▸ INSTRUCTIONS FOR THE TASK: Find the lines holding the word "pilkareczna" and collect them.

▸ DATASET ROWS:
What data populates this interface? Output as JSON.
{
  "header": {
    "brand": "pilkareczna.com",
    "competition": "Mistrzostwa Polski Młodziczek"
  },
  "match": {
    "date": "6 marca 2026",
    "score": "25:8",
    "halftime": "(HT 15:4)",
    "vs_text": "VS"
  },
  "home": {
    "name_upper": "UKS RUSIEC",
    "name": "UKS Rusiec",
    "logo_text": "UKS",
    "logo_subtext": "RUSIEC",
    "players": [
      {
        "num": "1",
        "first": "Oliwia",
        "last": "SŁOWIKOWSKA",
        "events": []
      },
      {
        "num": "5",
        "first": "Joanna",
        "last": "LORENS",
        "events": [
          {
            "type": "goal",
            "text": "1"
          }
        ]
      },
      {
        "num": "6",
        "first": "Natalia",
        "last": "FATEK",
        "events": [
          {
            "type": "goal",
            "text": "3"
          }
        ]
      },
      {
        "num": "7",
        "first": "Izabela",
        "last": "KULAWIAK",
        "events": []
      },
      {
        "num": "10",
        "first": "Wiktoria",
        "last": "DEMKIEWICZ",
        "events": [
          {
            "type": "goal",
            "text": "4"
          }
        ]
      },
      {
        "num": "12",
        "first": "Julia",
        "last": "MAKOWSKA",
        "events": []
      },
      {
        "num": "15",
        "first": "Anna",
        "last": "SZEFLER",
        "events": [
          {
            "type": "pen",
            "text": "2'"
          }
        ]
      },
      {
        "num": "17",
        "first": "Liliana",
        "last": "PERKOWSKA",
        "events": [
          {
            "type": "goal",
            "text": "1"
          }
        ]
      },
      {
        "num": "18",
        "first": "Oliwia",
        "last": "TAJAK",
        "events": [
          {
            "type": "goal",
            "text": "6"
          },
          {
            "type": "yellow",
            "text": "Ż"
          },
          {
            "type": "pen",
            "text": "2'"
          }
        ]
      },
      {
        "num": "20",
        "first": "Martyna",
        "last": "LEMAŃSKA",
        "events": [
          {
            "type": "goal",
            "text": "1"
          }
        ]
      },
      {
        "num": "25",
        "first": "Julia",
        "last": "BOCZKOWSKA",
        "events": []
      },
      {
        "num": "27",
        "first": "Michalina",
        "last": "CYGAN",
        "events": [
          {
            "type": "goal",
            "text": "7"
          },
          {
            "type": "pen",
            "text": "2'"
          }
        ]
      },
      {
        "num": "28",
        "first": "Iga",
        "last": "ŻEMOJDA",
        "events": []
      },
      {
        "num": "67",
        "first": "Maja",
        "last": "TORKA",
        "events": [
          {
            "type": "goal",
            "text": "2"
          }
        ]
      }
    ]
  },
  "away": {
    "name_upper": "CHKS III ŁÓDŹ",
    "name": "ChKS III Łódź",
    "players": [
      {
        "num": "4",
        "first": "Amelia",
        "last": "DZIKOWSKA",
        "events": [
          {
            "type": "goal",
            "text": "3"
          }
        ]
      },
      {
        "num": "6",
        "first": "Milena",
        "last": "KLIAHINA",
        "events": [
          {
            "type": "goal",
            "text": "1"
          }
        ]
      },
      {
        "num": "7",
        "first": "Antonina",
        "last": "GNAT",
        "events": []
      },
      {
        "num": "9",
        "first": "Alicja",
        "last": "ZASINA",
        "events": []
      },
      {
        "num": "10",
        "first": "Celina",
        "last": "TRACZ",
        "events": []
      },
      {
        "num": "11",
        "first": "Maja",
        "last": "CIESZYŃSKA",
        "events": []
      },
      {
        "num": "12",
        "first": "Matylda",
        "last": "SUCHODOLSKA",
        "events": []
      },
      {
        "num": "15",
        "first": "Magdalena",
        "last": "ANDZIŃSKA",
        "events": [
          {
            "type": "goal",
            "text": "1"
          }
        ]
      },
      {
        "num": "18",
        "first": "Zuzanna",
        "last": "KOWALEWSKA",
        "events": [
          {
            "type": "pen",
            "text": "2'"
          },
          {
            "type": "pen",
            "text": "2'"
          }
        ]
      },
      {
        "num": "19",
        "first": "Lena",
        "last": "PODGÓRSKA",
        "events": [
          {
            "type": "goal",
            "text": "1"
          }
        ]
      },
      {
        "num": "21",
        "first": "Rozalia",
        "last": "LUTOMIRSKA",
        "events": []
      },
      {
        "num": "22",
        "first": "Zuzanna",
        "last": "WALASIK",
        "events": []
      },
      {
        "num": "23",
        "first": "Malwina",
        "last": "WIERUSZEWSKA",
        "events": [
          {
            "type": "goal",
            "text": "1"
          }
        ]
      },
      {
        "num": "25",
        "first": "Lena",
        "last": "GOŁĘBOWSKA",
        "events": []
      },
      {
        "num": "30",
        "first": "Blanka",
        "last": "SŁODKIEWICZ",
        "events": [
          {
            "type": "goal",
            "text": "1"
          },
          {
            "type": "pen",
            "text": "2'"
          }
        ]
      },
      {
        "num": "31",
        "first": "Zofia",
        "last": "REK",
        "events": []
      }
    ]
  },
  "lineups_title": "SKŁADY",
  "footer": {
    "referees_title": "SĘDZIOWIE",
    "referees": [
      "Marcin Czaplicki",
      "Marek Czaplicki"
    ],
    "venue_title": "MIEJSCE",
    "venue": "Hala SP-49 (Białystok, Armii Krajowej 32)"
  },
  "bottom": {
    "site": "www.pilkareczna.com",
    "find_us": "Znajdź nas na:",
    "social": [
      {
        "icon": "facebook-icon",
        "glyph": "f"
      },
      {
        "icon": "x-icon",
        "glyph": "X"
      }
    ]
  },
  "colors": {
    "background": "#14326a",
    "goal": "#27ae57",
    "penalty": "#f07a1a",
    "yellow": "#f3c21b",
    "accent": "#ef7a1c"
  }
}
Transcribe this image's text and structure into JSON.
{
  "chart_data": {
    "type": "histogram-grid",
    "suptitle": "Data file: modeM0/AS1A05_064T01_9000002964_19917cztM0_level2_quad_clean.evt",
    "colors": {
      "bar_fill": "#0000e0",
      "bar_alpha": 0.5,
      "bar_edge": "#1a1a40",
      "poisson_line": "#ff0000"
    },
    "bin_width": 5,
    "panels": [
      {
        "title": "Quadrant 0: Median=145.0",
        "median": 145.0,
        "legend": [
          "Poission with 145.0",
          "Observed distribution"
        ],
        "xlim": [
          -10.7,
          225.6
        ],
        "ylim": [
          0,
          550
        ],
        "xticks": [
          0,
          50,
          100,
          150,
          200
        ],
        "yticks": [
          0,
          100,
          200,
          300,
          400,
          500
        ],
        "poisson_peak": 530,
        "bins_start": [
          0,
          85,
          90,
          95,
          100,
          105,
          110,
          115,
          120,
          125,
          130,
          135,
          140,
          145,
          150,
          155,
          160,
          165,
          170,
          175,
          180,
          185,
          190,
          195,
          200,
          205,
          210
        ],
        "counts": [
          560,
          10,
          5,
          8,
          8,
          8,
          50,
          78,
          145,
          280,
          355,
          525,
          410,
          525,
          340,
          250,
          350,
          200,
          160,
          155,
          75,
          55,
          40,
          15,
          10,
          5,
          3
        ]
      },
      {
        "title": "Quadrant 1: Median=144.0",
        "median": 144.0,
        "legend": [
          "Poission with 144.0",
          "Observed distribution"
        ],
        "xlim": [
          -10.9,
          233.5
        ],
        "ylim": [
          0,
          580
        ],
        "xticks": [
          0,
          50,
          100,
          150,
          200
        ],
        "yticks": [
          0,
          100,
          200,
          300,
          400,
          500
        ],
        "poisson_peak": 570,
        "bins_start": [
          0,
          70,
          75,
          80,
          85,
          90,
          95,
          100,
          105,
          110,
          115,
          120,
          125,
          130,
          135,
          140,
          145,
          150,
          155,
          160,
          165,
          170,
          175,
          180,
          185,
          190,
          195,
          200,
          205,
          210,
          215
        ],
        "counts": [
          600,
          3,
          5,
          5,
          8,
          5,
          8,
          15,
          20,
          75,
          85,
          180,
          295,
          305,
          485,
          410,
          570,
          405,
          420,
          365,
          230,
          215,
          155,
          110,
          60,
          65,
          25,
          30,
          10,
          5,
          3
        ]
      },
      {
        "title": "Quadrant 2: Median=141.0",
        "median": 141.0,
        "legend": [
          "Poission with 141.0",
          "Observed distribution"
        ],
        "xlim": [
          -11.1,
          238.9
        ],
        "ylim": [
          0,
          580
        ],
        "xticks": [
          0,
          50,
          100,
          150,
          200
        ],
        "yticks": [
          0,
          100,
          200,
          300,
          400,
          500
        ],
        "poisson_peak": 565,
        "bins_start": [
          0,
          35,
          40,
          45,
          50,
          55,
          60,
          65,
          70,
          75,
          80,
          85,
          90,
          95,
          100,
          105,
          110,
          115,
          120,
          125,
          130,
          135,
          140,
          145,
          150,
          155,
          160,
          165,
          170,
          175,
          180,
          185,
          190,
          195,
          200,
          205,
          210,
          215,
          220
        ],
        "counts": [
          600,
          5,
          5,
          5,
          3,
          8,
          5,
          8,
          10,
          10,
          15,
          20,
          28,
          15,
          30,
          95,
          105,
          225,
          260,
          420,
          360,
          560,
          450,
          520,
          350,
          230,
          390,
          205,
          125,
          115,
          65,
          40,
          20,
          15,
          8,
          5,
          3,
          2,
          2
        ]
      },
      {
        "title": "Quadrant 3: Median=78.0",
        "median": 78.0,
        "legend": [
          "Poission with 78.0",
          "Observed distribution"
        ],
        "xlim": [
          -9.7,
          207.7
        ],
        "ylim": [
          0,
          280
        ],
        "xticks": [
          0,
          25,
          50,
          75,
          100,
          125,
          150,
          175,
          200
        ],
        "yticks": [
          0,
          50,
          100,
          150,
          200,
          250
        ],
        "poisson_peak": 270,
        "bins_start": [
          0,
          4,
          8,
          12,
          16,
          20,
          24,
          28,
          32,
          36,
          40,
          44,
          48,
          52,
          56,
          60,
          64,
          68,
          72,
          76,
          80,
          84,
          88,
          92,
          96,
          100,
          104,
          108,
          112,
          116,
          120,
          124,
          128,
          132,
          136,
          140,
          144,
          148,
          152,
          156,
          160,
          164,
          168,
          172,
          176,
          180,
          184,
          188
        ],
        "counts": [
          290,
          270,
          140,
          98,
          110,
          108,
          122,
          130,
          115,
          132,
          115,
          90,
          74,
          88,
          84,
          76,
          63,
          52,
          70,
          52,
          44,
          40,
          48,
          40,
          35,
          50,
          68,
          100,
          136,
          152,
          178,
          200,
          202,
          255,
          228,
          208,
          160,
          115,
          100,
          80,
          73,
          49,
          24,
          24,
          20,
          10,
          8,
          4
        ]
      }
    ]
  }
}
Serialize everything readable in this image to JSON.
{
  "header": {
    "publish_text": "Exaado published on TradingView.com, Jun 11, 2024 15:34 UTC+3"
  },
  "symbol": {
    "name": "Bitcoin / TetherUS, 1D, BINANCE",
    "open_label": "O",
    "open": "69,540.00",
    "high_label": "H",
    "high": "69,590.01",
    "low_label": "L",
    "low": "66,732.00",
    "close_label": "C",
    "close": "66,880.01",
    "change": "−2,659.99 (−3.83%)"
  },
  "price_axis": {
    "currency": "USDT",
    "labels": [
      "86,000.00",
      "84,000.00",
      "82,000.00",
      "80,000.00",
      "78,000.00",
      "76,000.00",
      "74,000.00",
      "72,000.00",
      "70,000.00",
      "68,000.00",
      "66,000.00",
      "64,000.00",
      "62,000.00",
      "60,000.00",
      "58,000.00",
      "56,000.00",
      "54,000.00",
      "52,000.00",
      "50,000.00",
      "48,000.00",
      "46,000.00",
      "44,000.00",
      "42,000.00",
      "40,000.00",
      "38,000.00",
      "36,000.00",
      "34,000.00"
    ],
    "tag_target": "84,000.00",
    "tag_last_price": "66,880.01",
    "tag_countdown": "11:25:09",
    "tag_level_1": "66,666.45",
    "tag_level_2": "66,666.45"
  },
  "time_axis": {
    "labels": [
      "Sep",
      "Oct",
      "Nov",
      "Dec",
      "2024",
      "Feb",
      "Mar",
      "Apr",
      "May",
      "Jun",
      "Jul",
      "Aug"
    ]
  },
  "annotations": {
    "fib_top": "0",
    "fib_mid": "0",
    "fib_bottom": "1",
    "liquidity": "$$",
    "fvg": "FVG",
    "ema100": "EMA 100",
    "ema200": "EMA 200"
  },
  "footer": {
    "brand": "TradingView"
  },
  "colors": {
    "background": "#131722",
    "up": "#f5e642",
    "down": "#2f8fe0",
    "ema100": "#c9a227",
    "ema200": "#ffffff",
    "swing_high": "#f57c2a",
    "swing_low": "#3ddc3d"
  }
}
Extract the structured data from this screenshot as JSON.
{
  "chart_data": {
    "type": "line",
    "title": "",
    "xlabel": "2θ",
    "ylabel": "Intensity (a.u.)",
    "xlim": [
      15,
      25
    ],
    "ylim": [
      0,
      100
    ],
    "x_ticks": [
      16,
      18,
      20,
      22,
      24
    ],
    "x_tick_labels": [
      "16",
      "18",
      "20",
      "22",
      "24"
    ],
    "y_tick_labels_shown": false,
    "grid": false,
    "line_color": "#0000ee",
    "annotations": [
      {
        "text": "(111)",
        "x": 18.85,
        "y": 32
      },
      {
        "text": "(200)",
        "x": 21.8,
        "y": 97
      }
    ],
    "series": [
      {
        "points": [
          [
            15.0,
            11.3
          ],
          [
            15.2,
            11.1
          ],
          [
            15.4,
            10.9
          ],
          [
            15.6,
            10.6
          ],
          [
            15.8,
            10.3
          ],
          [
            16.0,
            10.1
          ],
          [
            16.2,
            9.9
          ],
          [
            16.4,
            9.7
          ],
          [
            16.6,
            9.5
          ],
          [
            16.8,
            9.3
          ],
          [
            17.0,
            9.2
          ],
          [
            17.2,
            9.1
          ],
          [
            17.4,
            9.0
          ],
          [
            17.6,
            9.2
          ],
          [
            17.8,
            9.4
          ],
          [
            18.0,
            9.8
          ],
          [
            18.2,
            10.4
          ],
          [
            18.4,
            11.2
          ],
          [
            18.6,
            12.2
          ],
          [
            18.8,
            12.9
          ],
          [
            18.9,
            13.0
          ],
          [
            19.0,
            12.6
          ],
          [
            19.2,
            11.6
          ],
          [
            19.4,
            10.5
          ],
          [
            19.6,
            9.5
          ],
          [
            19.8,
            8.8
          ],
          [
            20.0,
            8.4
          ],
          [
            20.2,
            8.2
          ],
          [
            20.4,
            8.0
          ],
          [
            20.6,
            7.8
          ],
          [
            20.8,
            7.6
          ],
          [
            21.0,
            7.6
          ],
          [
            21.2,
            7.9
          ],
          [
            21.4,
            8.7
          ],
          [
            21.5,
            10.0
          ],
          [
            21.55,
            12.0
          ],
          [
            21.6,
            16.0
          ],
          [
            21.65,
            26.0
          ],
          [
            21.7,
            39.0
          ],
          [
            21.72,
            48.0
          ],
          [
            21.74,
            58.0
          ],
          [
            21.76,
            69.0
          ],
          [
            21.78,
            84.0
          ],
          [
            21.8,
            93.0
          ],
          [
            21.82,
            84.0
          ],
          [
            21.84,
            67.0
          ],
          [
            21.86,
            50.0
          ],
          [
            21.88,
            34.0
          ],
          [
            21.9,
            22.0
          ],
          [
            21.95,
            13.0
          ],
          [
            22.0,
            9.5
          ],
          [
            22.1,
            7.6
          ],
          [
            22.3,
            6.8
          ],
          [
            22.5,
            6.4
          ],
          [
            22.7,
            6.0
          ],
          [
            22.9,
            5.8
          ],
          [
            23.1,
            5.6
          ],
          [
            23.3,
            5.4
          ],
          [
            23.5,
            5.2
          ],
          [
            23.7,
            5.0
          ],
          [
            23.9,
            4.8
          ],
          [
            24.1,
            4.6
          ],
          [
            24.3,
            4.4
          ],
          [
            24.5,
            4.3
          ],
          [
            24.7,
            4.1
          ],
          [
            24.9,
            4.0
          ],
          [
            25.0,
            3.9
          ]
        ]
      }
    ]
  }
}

▸ ANSWER FOR THIS EXERCISE:
    "brand": "pilkareczna.com",
    "site": "www.pilkareczna.com",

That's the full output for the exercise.